─── Data supplied
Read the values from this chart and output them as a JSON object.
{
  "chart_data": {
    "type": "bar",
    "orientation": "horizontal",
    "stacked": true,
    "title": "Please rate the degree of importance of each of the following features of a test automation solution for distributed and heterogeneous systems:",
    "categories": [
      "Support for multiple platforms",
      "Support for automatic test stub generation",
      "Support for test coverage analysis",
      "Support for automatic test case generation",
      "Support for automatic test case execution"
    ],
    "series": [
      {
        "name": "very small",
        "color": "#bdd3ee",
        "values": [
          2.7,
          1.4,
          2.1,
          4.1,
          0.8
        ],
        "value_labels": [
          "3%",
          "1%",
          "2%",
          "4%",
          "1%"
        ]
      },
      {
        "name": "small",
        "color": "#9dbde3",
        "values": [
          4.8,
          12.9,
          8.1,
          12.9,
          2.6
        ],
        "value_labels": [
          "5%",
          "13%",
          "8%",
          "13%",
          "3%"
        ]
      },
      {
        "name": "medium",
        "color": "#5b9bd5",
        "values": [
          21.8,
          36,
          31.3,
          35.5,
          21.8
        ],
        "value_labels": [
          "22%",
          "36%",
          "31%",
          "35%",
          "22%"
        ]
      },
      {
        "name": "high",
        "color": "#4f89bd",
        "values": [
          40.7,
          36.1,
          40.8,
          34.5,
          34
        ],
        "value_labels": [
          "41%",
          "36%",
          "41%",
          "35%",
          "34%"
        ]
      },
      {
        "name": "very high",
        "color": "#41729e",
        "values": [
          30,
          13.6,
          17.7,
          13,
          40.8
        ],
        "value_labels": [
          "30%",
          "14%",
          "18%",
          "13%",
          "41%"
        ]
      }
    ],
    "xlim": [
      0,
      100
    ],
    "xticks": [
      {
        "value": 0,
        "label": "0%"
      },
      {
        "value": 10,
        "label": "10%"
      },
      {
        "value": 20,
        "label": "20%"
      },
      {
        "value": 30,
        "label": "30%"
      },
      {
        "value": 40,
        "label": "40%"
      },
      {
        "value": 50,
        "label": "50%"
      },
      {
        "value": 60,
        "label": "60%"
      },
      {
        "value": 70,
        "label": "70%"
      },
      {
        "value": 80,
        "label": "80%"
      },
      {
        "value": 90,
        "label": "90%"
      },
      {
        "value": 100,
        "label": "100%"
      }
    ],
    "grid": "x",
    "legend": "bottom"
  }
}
──────
◆ Aim: Every line that holds the string "name" should be returned.

◆ Output for this exercise:
        "name": "very small",
        "name": "small",
        "name": "medium",
        "name": "high",
        "name": "very high",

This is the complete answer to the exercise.